• **Written problem**
Write the entries below out again exactly; any picture in them stays out.

• **Working data**
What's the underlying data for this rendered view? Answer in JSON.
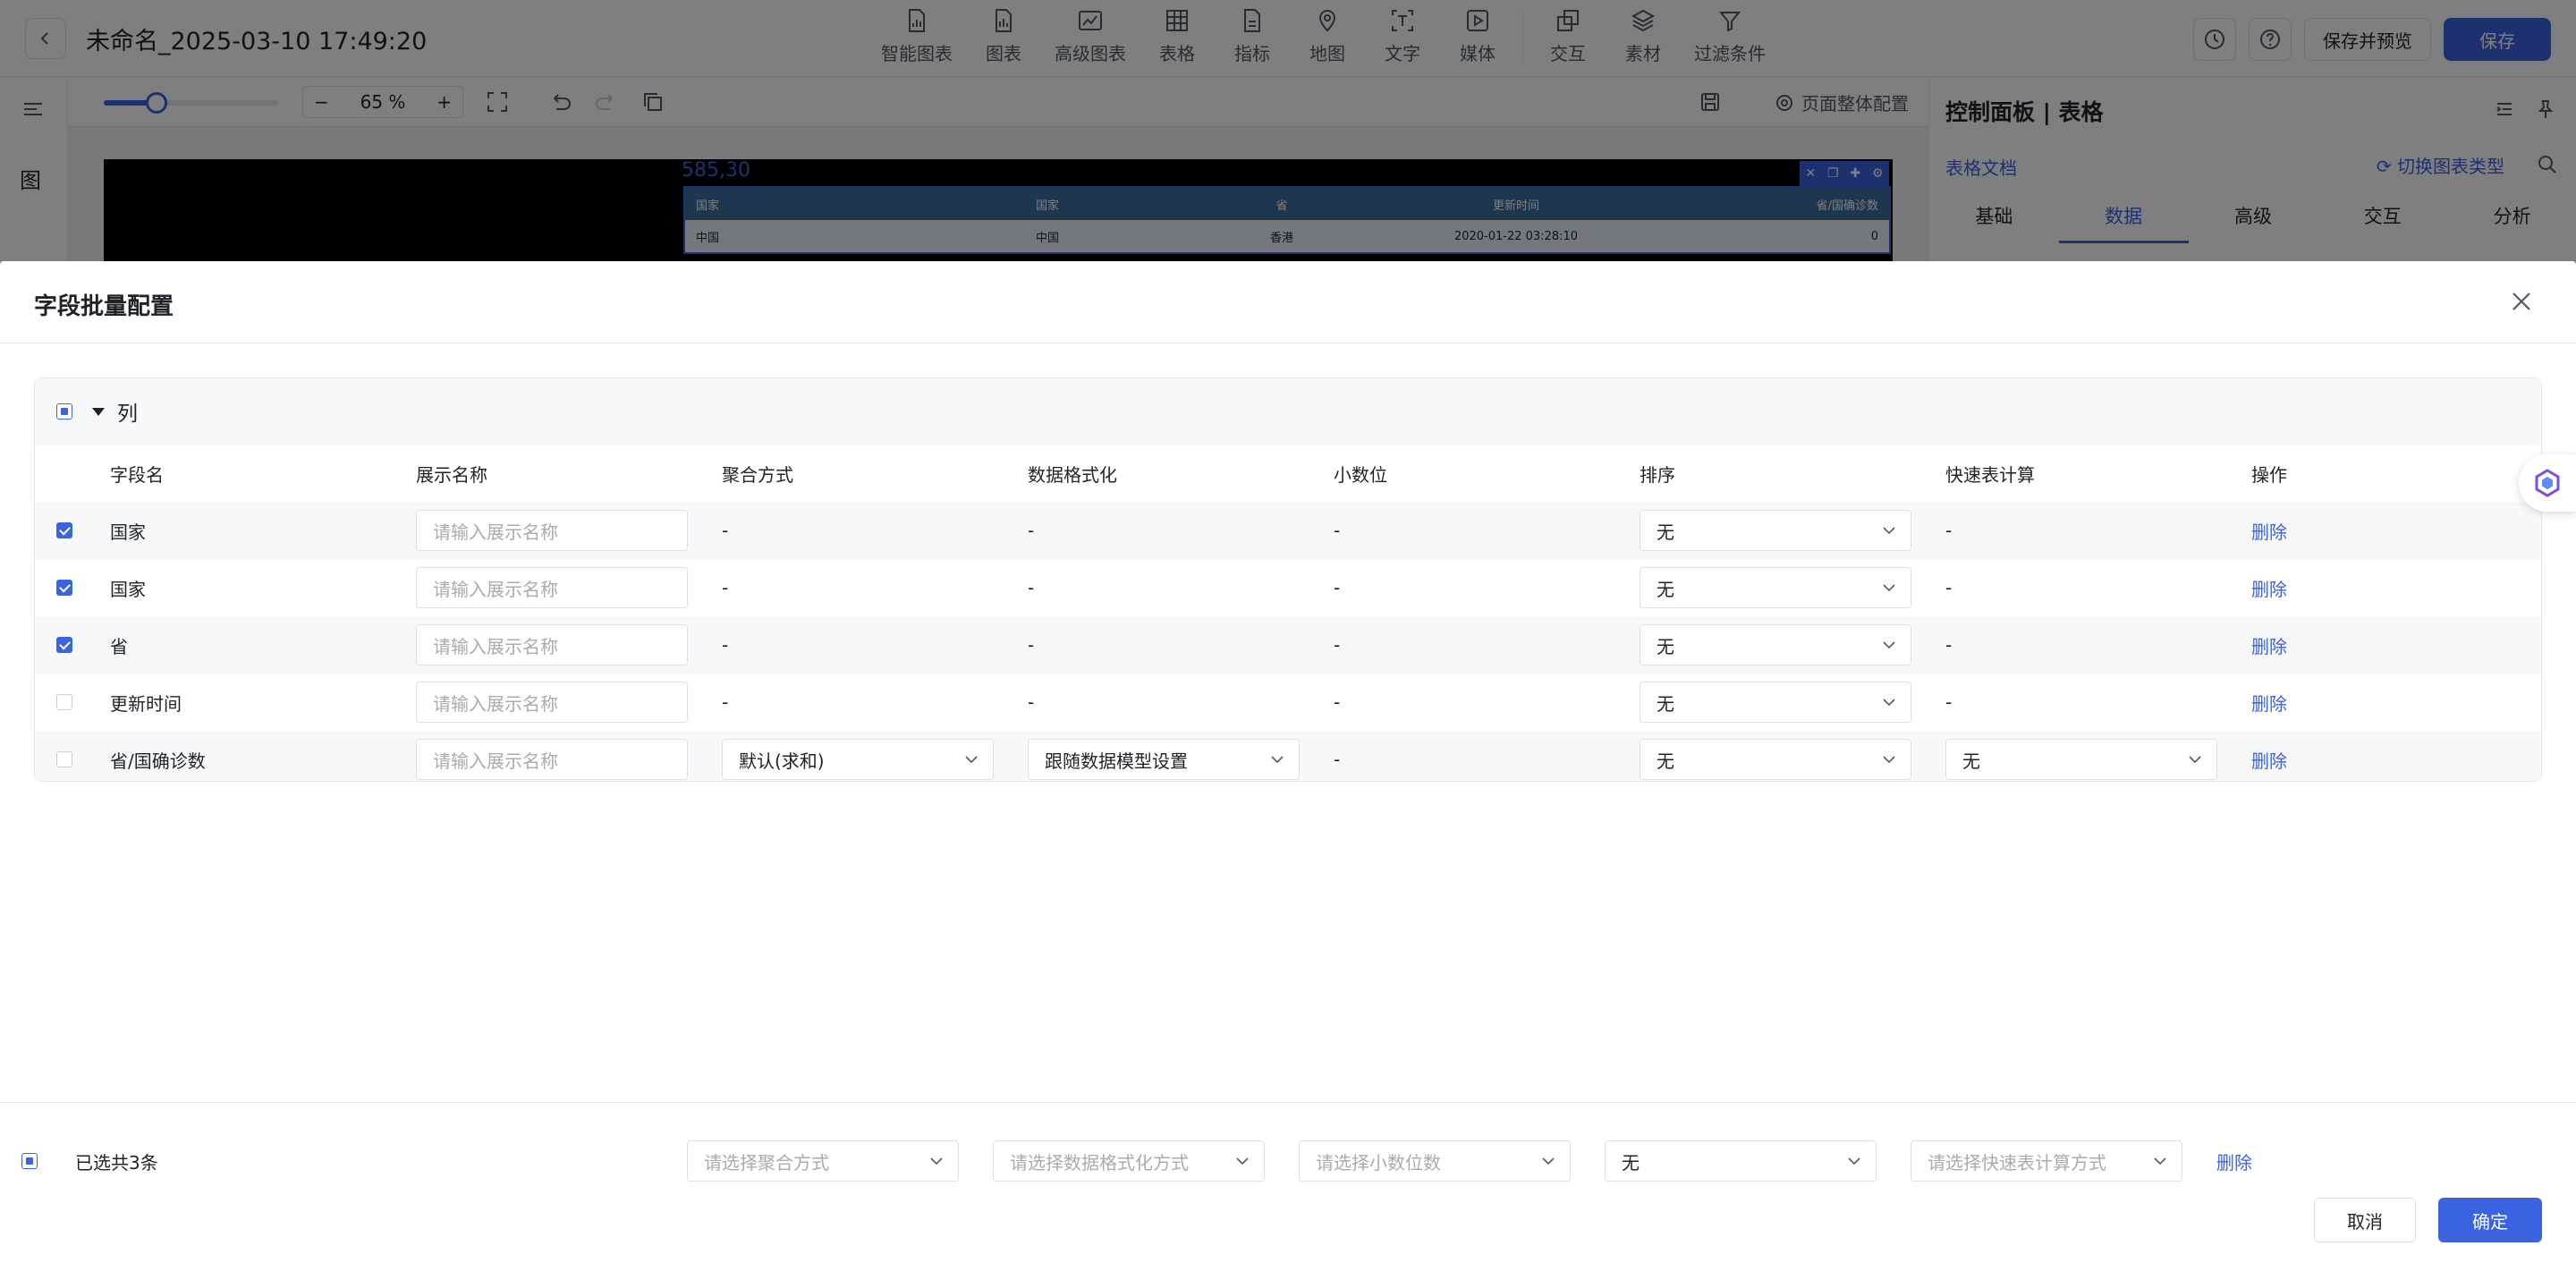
{
  "topbar": {
    "title": "未命名_2025-03-10 17:49:20",
    "tools": [
      {
        "label": "智能图表",
        "icon": "smart-chart-icon"
      },
      {
        "label": "图表",
        "icon": "chart-icon"
      },
      {
        "label": "高级图表",
        "icon": "advanced-chart-icon"
      },
      {
        "label": "表格",
        "icon": "table-icon"
      },
      {
        "label": "指标",
        "icon": "metric-icon"
      },
      {
        "label": "地图",
        "icon": "map-icon"
      },
      {
        "label": "文字",
        "icon": "text-icon"
      },
      {
        "label": "媒体",
        "icon": "media-icon"
      },
      {
        "label": "交互",
        "icon": "interaction-icon"
      },
      {
        "label": "素材",
        "icon": "material-icon"
      },
      {
        "label": "过滤条件",
        "icon": "filter-icon"
      }
    ],
    "save_preview": "保存并预览",
    "save": "保存"
  },
  "leftbar": {
    "label": "图"
  },
  "toolbar2": {
    "zoom": "65 %",
    "zoom_fraction": 0.3,
    "page_config": "页面整体配置"
  },
  "canvas": {
    "coord": "585,30",
    "table_headers": [
      "国家",
      "国家",
      "省",
      "更新时间",
      "省/国确诊数"
    ],
    "table_row": [
      "中国",
      "中国",
      "香港",
      "2020-01-22 03:28:10",
      "0"
    ]
  },
  "panel": {
    "title": "控制面板 | 表格",
    "doc_link": "表格文档",
    "switch_link": "切换图表类型",
    "tabs": [
      "基础",
      "数据",
      "高级",
      "交互",
      "分析"
    ],
    "active_tab": "数据"
  },
  "drawer": {
    "title": "字段批量配置",
    "section_title": "列",
    "columns": [
      "字段名",
      "展示名称",
      "聚合方式",
      "数据格式化",
      "小数位",
      "排序",
      "快速表计算",
      "操作"
    ],
    "rows": [
      {
        "checked": true,
        "field": "国家",
        "display_placeholder": "请输入展示名称",
        "agg": "-",
        "format": "-",
        "decimal": "-",
        "sort": "无",
        "quick": "-",
        "op": "删除"
      },
      {
        "checked": true,
        "field": "国家",
        "display_placeholder": "请输入展示名称",
        "agg": "-",
        "format": "-",
        "decimal": "-",
        "sort": "无",
        "quick": "-",
        "op": "删除"
      },
      {
        "checked": true,
        "field": "省",
        "display_placeholder": "请输入展示名称",
        "agg": "-",
        "format": "-",
        "decimal": "-",
        "sort": "无",
        "quick": "-",
        "op": "删除"
      },
      {
        "checked": false,
        "field": "更新时间",
        "display_placeholder": "请输入展示名称",
        "agg": "-",
        "format": "-",
        "decimal": "-",
        "sort": "无",
        "quick": "-",
        "op": "删除"
      },
      {
        "checked": false,
        "field": "省/国确诊数",
        "display_placeholder": "请输入展示名称",
        "agg": "默认(求和)",
        "format": "跟随数据模型设置",
        "decimal": "-",
        "sort": "无",
        "quick": "无",
        "op": "删除"
      }
    ],
    "footer": {
      "selected_text": "已选共3条",
      "agg_placeholder": "请选择聚合方式",
      "format_placeholder": "请选择数据格式化方式",
      "decimal_placeholder": "请选择小数位数",
      "sort_value": "无",
      "quick_placeholder": "请选择快速表计算方式",
      "delete": "删除",
      "cancel": "取消",
      "confirm": "确定"
    }
  },
  "colors": {
    "primary": "#3b63e0",
    "mask": "rgba(0,0,0,0.5)"
  }
}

• **Written answer**
What's the underlying data for this rendered view? Answer in JSON.
{
  "topbar": {
    "title": "未命名_2025-03-10 17:49:20",
    "tools": [
      {
        "label": "智能图表",
        "icon": "smart-chart-icon"
      },
      {
        "label": "图表",
        "icon": "chart-icon"
      },
      {
        "label": "高级图表",
        "icon": "advanced-chart-icon"
      },
      {
        "label": "表格",
        "icon": "table-icon"
      },
      {
        "label": "指标",
        "icon": "metric-icon"
      },
      {
        "label": "地图",
        "icon": "map-icon"
      },
      {
        "label": "文字",
        "icon": "text-icon"
      },
      {
        "label": "媒体",
        "icon": "media-icon"
      },
      {
        "label": "交互",
        "icon": "interaction-icon"
      },
      {
        "label": "素材",
        "icon": "material-icon"
      },
      {
        "label": "过滤条件",
        "icon": "filter-icon"
      }
    ],
    "save_preview": "保存并预览",
    "save": "保存"
  },
  "leftbar": {
    "label": "图"
  },
  "toolbar2": {
    "zoom": "65 %",
    "zoom_fraction": 0.3,
    "page_config": "页面整体配置"
  },
  "canvas": {
    "coord": "585,30",
    "table_headers": [
      "国家",
      "国家",
      "省",
      "更新时间",
      "省/国确诊数"
    ],
    "table_row": [
      "中国",
      "中国",
      "香港",
      "2020-01-22 03:28:10",
      "0"
    ]
  },
  "panel": {
    "title": "控制面板 | 表格",
    "doc_link": "表格文档",
    "switch_link": "切换图表类型",
    "tabs": [
      "基础",
      "数据",
      "高级",
      "交互",
      "分析"
    ],
    "active_tab": "数据"
  },
  "drawer": {
    "title": "字段批量配置",
    "section_title": "列",
    "columns": [
      "字段名",
      "展示名称",
      "聚合方式",
      "数据格式化",
      "小数位",
      "排序",
      "快速表计算",
      "操作"
    ],
    "rows": [
      {
        "checked": true,
        "field": "国家",
        "display_placeholder": "请输入展示名称",
        "agg": "-",
        "format": "-",
        "decimal": "-",
        "sort": "无",
        "quick": "-",
        "op": "删除"
      },
      {
        "checked": true,
        "field": "国家",
        "display_placeholder": "请输入展示名称",
        "agg": "-",
        "format": "-",
        "decimal": "-",
        "sort": "无",
        "quick": "-",
        "op": "删除"
      },
      {
        "checked": true,
        "field": "省",
        "display_placeholder": "请输入展示名称",
        "agg": "-",
        "format": "-",
        "decimal": "-",
        "sort": "无",
        "quick": "-",
        "op": "删除"
      },
      {
        "checked": false,
        "field": "更新时间",
        "display_placeholder": "请输入展示名称",
        "agg": "-",
        "format": "-",
        "decimal": "-",
        "sort": "无",
        "quick": "-",
        "op": "删除"
      },
      {
        "checked": false,
        "field": "省/国确诊数",
        "display_placeholder": "请输入展示名称",
        "agg": "默认(求和)",
        "format": "跟随数据模型设置",
        "decimal": "-",
        "sort": "无",
        "quick": "无",
        "op": "删除"
      }
    ],
    "footer": {
      "selected_text": "已选共3条",
      "agg_placeholder": "请选择聚合方式",
      "format_placeholder": "请选择数据格式化方式",
      "decimal_placeholder": "请选择小数位数",
      "sort_value": "无",
      "quick_placeholder": "请选择快速表计算方式",
      "delete": "删除",
      "cancel": "取消",
      "confirm": "确定"
    }
  },
  "colors": {
    "primary": "#3b63e0",
    "mask": "rgba(0,0,0,0.5)"
  }
}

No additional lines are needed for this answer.